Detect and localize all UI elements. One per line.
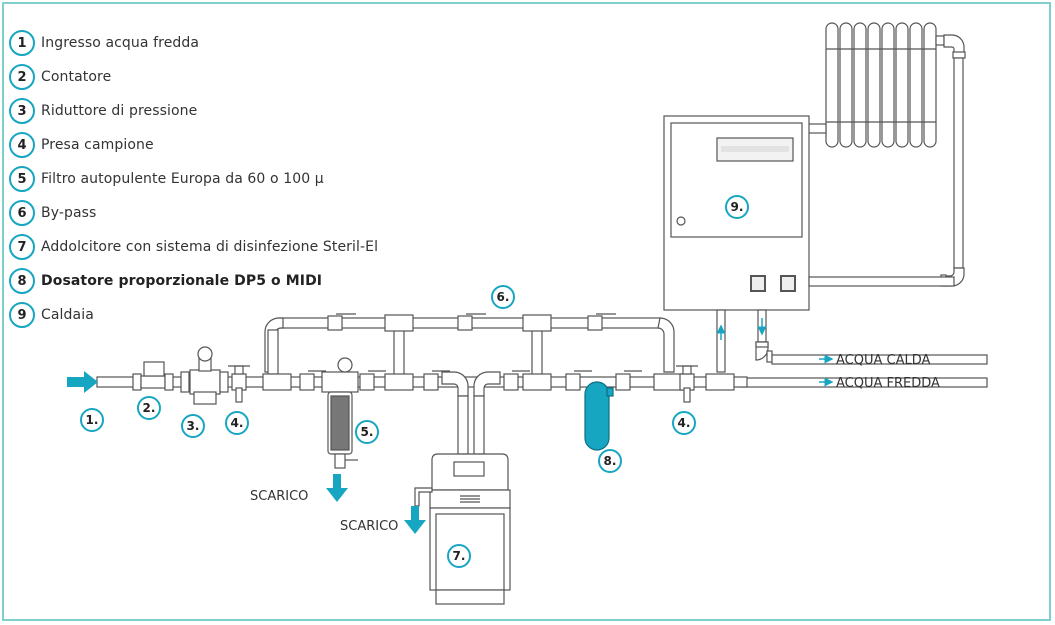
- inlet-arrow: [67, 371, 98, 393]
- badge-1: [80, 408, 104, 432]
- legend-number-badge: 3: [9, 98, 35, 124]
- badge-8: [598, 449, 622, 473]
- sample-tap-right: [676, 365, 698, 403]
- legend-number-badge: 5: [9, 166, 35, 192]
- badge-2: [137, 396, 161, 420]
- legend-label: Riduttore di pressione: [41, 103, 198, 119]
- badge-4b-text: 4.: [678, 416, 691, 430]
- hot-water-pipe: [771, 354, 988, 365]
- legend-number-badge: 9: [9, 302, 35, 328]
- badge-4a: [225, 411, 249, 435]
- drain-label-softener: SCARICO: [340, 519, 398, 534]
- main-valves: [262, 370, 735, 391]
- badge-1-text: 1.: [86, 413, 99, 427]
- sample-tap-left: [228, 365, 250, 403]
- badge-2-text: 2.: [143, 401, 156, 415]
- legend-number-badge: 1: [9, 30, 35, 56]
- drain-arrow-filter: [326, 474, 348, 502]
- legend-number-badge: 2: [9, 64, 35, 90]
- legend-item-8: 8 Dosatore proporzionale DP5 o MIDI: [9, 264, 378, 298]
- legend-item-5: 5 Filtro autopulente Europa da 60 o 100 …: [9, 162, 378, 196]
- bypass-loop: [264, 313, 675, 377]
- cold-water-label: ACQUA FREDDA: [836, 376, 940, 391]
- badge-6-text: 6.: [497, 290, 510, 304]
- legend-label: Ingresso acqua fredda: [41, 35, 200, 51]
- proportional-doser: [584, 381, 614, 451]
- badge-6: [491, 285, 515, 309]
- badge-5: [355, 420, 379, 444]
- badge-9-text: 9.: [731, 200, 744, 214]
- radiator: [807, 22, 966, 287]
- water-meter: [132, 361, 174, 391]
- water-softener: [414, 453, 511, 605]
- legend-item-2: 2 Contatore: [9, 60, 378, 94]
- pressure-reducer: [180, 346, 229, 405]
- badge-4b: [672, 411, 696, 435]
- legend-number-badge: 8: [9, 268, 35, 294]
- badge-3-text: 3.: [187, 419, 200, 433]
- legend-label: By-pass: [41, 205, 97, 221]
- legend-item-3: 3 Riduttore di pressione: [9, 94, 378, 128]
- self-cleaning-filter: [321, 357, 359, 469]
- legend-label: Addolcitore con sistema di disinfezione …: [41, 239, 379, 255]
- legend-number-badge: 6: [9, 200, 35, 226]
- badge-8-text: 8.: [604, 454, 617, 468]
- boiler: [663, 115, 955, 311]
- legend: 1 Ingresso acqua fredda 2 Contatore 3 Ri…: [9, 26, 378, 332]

============

Task prompt
Which lines in the records above contain the word "Ingresso"? Gather each of them and copy it out.

Result
- legend-label: Ingresso acqua fredda: [41, 35, 200, 51]
- legend: 1 Ingresso acqua fredda 2 Contatore 3 Ri…: [9, 26, 378, 332]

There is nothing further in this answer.